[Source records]
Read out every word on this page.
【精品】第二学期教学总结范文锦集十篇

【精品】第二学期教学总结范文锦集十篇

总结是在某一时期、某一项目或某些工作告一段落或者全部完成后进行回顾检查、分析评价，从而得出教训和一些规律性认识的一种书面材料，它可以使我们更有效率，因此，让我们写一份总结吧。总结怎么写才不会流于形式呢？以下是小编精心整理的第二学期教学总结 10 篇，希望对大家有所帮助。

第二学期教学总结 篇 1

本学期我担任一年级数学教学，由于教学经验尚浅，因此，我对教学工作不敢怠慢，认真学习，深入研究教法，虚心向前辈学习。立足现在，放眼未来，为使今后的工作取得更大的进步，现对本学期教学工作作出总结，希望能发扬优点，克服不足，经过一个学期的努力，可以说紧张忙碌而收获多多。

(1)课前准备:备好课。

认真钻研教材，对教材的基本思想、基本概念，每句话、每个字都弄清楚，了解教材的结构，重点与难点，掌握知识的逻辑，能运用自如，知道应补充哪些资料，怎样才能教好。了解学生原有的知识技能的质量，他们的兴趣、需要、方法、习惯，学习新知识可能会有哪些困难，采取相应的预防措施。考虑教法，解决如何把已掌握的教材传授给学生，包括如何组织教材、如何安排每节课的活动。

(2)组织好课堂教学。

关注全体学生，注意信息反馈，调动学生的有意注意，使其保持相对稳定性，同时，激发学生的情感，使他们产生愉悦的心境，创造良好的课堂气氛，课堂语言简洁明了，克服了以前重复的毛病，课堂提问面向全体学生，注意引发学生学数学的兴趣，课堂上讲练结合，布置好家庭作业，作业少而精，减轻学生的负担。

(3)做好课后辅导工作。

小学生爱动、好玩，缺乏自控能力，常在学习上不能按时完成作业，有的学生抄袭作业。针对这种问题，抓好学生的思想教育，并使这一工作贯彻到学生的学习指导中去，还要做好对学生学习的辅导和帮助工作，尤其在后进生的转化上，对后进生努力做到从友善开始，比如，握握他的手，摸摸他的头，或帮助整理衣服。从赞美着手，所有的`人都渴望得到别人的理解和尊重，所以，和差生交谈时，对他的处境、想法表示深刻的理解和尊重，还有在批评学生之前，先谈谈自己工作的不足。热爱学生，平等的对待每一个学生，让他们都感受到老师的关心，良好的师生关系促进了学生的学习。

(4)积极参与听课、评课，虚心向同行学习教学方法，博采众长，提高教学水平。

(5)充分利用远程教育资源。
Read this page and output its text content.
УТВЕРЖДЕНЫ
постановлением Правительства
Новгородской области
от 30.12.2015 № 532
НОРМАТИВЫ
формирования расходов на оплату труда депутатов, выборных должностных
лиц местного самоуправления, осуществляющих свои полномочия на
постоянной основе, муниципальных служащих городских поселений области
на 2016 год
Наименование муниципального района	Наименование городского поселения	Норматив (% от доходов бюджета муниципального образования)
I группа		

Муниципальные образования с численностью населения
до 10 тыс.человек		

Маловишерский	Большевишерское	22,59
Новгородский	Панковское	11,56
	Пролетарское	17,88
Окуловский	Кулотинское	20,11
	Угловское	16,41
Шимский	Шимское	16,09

- _Task to complete_: All of the entries above must be quoted exactly.

- _Problem solution_:
Read out every word on this page.
【精品】第二学期教学总结范文锦集十篇

【精品】第二学期教学总结范文锦集十篇

总结是在某一时期、某一项目或某些工作告一段落或者全部完成后进行回顾检查、分析评价，从而得出教训和一些规律性认识的一种书面材料，它可以使我们更有效率，因此，让我们写一份总结吧。总结怎么写才不会流于形式呢？以下是小编精心整理的第二学期教学总结 10 篇，希望对大家有所帮助。

第二学期教学总结 篇 1

本学期我担任一年级数学教学，由于教学经验尚浅，因此，我对教学工作不敢怠慢，认真学习，深入研究教法，虚心向前辈学习。立足现在，放眼未来，为使今后的工作取得更大的进步，现对本学期教学工作作出总结，希望能发扬优点，克服不足，经过一个学期的努力，可以说紧张忙碌而收获多多。

(1)课前准备:备好课。

认真钻研教材，对教材的基本思想、基本概念，每句话、每个字都弄清楚，了解教材的结构，重点与难点，掌握知识的逻辑，能运用自如，知道应补充哪些资料，怎样才能教好。了解学生原有的知识技能的质量，他们的兴趣、需要、方法、习惯，学习新知识可能会有哪些困难，采取相应的预防措施。考虑教法，解决如何把已掌握的教材传授给学生，包括如何组织教材、如何安排每节课的活动。

(2)组织好课堂教学。

关注全体学生，注意信息反馈，调动学生的有意注意，使其保持相对稳定性，同时，激发学生的情感，使他们产生愉悦的心境，创造良好的课堂气氛，课堂语言简洁明了，克服了以前重复的毛病，课堂提问面向全体学生，注意引发学生学数学的兴趣，课堂上讲练结合，布置好家庭作业，作业少而精，减轻学生的负担。

(3)做好课后辅导工作。

小学生爱动、好玩，缺乏自控能力，常在学习上不能按时完成作业，有的学生抄袭作业。针对这种问题，抓好学生的思想教育，并使这一工作贯彻到学生的学习指导中去，还要做好对学生学习的辅导和帮助工作，尤其在后进生的转化上，对后进生努力做到从友善开始，比如，握握他的手，摸摸他的头，或帮助整理衣服。从赞美着手，所有的`人都渴望得到别人的理解和尊重，所以，和差生交谈时，对他的处境、想法表示深刻的理解和尊重，还有在批评学生之前，先谈谈自己工作的不足。热爱学生，平等的对待每一个学生，让他们都感受到老师的关心，良好的师生关系促进了学生的学习。

(4)积极参与听课、评课，虚心向同行学习教学方法，博采众长，提高教学水平。

(5)充分利用远程教育资源。
Read this page and output its text content.
УТВЕРЖДЕНЫ
постановлением Правительства
Новгородской области
от 30.12.2015 № 532
НОРМАТИВЫ
формирования расходов на оплату труда депутатов, выборных должностных
лиц местного самоуправления, осуществляющих свои полномочия на
постоянной основе, муниципальных служащих городских поселений области
на 2016 год
Наименование муниципального района	Наименование городского поселения	Норматив (% от доходов бюджета муниципального образования)
I группа		

Муниципальные образования с численностью населения
до 10 тыс.человек		

Маловишерский	Большевишерское	22,59
Новгородский	Панковское	11,56
	Пролетарское	17,88
Окуловский	Кулотинское	20,11
	Угловское	16,41
Шимский	Шимское	16,09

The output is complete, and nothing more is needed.